* YOUR TASK
Copy exactly the run of lines that begins at the line with "Transcribe the text in this document." and ends at the final line of the entries.

* MATERIAL SUPPLIED
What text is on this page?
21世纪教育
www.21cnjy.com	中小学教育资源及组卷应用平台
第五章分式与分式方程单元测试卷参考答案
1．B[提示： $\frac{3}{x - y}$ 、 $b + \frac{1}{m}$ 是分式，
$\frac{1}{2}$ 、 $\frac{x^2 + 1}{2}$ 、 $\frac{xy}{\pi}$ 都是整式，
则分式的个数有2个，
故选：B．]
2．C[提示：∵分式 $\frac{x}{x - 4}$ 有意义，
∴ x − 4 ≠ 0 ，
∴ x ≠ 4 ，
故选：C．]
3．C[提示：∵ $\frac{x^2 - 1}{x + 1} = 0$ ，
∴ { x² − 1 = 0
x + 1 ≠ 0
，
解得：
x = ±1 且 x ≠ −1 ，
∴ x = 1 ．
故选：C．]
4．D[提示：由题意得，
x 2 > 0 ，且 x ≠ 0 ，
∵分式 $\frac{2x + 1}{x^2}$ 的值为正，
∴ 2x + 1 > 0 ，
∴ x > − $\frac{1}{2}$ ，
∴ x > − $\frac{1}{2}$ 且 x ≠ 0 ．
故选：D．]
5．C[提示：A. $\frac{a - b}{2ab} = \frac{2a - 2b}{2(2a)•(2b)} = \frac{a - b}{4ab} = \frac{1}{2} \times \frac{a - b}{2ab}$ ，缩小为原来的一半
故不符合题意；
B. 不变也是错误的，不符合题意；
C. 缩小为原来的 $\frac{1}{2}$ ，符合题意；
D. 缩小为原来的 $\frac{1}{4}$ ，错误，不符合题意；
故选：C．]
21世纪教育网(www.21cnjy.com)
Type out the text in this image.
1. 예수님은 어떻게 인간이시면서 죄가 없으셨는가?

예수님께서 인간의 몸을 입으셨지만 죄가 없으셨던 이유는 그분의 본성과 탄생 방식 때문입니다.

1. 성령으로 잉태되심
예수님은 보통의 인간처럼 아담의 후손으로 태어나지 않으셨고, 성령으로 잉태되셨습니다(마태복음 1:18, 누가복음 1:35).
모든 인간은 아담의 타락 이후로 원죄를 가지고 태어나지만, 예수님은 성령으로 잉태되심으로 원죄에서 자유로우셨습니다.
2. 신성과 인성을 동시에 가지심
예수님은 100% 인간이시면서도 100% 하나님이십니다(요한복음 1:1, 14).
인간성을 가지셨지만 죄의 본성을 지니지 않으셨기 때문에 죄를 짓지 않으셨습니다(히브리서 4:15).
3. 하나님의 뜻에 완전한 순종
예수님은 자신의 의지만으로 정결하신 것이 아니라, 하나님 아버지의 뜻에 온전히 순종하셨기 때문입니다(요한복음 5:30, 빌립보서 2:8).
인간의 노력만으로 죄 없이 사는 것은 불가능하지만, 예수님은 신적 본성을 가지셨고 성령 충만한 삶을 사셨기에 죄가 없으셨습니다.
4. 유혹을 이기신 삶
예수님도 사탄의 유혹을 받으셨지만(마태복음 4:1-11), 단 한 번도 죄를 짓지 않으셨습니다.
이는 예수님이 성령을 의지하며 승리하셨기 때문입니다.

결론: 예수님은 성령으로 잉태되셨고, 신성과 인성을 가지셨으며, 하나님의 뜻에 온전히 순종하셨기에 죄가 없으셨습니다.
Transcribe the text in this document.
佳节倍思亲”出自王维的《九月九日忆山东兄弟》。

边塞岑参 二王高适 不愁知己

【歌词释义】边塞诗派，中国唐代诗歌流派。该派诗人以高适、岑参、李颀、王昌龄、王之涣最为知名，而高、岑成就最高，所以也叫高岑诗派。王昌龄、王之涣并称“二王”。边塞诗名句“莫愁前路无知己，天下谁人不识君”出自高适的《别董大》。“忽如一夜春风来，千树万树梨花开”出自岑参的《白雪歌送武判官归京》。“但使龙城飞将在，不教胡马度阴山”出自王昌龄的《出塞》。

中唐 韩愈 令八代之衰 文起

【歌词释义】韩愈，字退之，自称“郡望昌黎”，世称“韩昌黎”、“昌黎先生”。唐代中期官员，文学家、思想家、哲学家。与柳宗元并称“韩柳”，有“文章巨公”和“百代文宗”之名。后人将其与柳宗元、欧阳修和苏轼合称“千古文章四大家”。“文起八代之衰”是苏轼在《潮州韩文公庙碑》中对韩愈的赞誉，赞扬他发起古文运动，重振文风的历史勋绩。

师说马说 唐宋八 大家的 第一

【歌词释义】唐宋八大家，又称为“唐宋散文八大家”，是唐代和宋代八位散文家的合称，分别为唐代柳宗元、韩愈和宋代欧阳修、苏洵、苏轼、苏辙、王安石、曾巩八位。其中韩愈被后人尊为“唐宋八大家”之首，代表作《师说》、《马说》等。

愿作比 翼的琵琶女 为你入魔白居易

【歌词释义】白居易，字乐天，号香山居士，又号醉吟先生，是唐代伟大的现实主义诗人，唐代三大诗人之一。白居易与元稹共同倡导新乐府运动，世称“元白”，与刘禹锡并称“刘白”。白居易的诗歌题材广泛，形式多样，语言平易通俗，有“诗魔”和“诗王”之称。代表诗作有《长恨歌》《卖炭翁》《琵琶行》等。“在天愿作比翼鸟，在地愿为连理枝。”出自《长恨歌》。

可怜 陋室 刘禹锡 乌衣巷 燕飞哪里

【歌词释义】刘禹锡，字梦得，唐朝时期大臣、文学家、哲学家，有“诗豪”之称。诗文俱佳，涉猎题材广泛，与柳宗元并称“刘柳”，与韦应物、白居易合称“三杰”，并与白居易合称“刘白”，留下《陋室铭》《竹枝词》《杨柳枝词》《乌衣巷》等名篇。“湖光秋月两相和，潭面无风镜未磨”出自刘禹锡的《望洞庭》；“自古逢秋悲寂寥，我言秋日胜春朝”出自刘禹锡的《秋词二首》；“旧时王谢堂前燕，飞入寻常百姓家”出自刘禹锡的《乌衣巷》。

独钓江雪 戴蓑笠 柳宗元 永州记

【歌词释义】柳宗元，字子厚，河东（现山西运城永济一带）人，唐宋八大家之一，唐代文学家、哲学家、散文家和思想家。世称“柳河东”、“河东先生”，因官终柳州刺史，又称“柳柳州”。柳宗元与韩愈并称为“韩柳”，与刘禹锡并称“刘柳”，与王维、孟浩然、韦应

* TASK SOLUTION
Transcribe the text in this document.
佳节倍思亲”出自王维的《九月九日忆山东兄弟》。

边塞岑参 二王高适 不愁知己

【歌词释义】边塞诗派，中国唐代诗歌流派。该派诗人以高适、岑参、李颀、王昌龄、王之涣最为知名，而高、岑成就最高，所以也叫高岑诗派。王昌龄、王之涣并称“二王”。边塞诗名句“莫愁前路无知己，天下谁人不识君”出自高适的《别董大》。“忽如一夜春风来，千树万树梨花开”出自岑参的《白雪歌送武判官归京》。“但使龙城飞将在，不教胡马度阴山”出自王昌龄的《出塞》。

中唐 韩愈 令八代之衰 文起

【歌词释义】韩愈，字退之，自称“郡望昌黎”，世称“韩昌黎”、“昌黎先生”。唐代中期官员，文学家、思想家、哲学家。与柳宗元并称“韩柳”，有“文章巨公”和“百代文宗”之名。后人将其与柳宗元、欧阳修和苏轼合称“千古文章四大家”。“文起八代之衰”是苏轼在《潮州韩文公庙碑》中对韩愈的赞誉，赞扬他发起古文运动，重振文风的历史勋绩。

师说马说 唐宋八 大家的 第一

【歌词释义】唐宋八大家，又称为“唐宋散文八大家”，是唐代和宋代八位散文家的合称，分别为唐代柳宗元、韩愈和宋代欧阳修、苏洵、苏轼、苏辙、王安石、曾巩八位。其中韩愈被后人尊为“唐宋八大家”之首，代表作《师说》、《马说》等。

愿作比 翼的琵琶女 为你入魔白居易

【歌词释义】白居易，字乐天，号香山居士，又号醉吟先生，是唐代伟大的现实主义诗人，唐代三大诗人之一。白居易与元稹共同倡导新乐府运动，世称“元白”，与刘禹锡并称“刘白”。白居易的诗歌题材广泛，形式多样，语言平易通俗，有“诗魔”和“诗王”之称。代表诗作有《长恨歌》《卖炭翁》《琵琶行》等。“在天愿作比翼鸟，在地愿为连理枝。”出自《长恨歌》。

可怜 陋室 刘禹锡 乌衣巷 燕飞哪里

【歌词释义】刘禹锡，字梦得，唐朝时期大臣、文学家、哲学家，有“诗豪”之称。诗文俱佳，涉猎题材广泛，与柳宗元并称“刘柳”，与韦应物、白居易合称“三杰”，并与白居易合称“刘白”，留下《陋室铭》《竹枝词》《杨柳枝词》《乌衣巷》等名篇。“湖光秋月两相和，潭面无风镜未磨”出自刘禹锡的《望洞庭》；“自古逢秋悲寂寥，我言秋日胜春朝”出自刘禹锡的《秋词二首》；“旧时王谢堂前燕，飞入寻常百姓家”出自刘禹锡的《乌衣巷》。

独钓江雪 戴蓑笠 柳宗元 永州记

【歌词释义】柳宗元，字子厚，河东（现山西运城永济一带）人，唐宋八大家之一，唐代文学家、哲学家、散文家和思想家。世称“柳河东”、“河东先生”，因官终柳州刺史，又称“柳柳州”。柳宗元与韩愈并称为“韩柳”，与刘禹锡并称“刘柳”，与王维、孟浩然、韦应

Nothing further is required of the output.